---------- Material supplied

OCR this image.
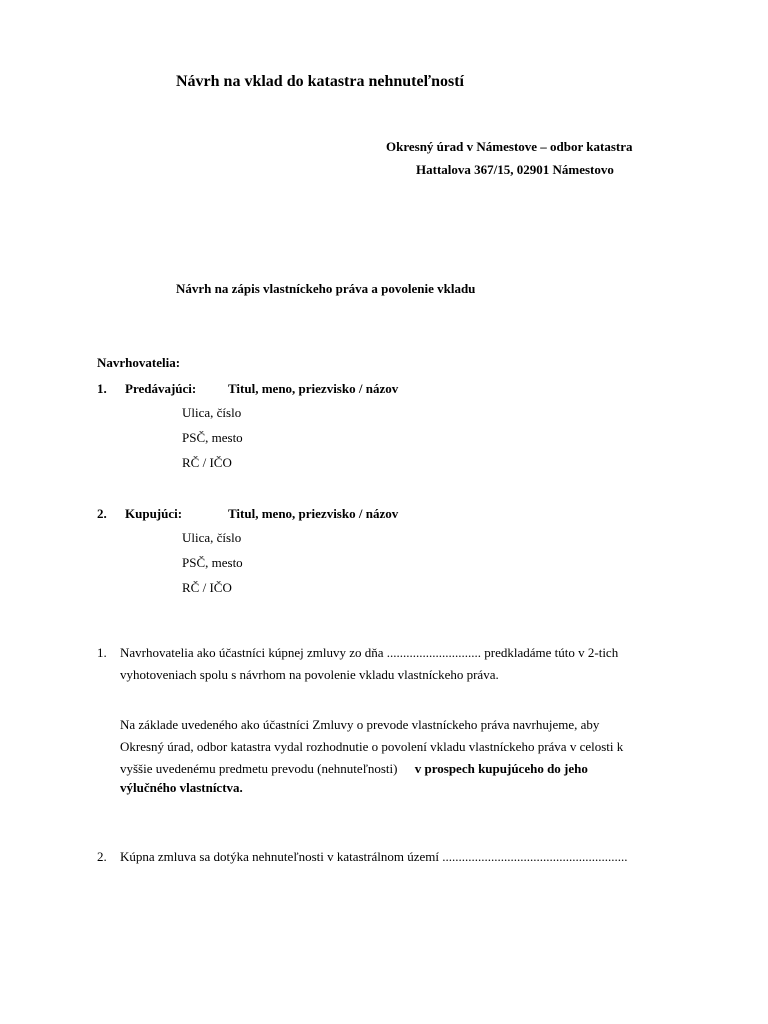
Návrh na vklad do katastra nehnuteľností
Okresný úrad v Námestove – odbor katastra
Hattalova 367/15, 02901 Námestovo
Návrh na zápis vlastníckeho práva a povolenie vkladu
Navrhovatelia:
1. Predávajúci: Titul, meno, priezvisko / názov
Ulica, číslo
PSČ, mesto
RČ / IČO
2. Kupujúci:	Titul, meno, priezvisko / názov
Ulica, číslo
PSČ, mesto
RČ / IČO
1. Navrhovatelia ako účastníci kúpnej zmluvy zo dňa ............................. predkladáme túto v 2-tich
vyhotoveniach spolu s návrhom na povolenie vkladu vlastníckeho práva.
Na základe uvedeného ako účastníci Zmluvy o prevode vlastníckeho práva navrhujeme, aby
Okresný úrad, odbor katastra vydal rozhodnutie o povolení vkladu vlastníckeho práva v celosti k
vyššie uvedenému predmetu prevodu (nehnuteľnosti) v prospech kupujúceho do jeho
výlučného vlastníctva.
2. Kúpna zmluva sa dotýka nehnuteľnosti v katastrálnom území .........................................................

--------------------

Problem: Please write out all of the material above without changing a word, and omit any pictures.

Reply to the exercise:
OCR this image.
Návrh na vklad do katastra nehnuteľností
Okresný úrad v Námestove – odbor katastra
Hattalova 367/15, 02901 Námestovo
Návrh na zápis vlastníckeho práva a povolenie vkladu
Navrhovatelia:
1. Predávajúci: Titul, meno, priezvisko / názov
Ulica, číslo
PSČ, mesto
RČ / IČO
2. Kupujúci:	Titul, meno, priezvisko / názov
Ulica, číslo
PSČ, mesto
RČ / IČO
1. Navrhovatelia ako účastníci kúpnej zmluvy zo dňa ............................. predkladáme túto v 2-tich
vyhotoveniach spolu s návrhom na povolenie vkladu vlastníckeho práva.
Na základe uvedeného ako účastníci Zmluvy o prevode vlastníckeho práva navrhujeme, aby
Okresný úrad, odbor katastra vydal rozhodnutie o povolení vkladu vlastníckeho práva v celosti k
vyššie uvedenému predmetu prevodu (nehnuteľnosti) v prospech kupujúceho do jeho
výlučného vlastníctva.
2. Kúpna zmluva sa dotýka nehnuteľnosti v katastrálnom území .........................................................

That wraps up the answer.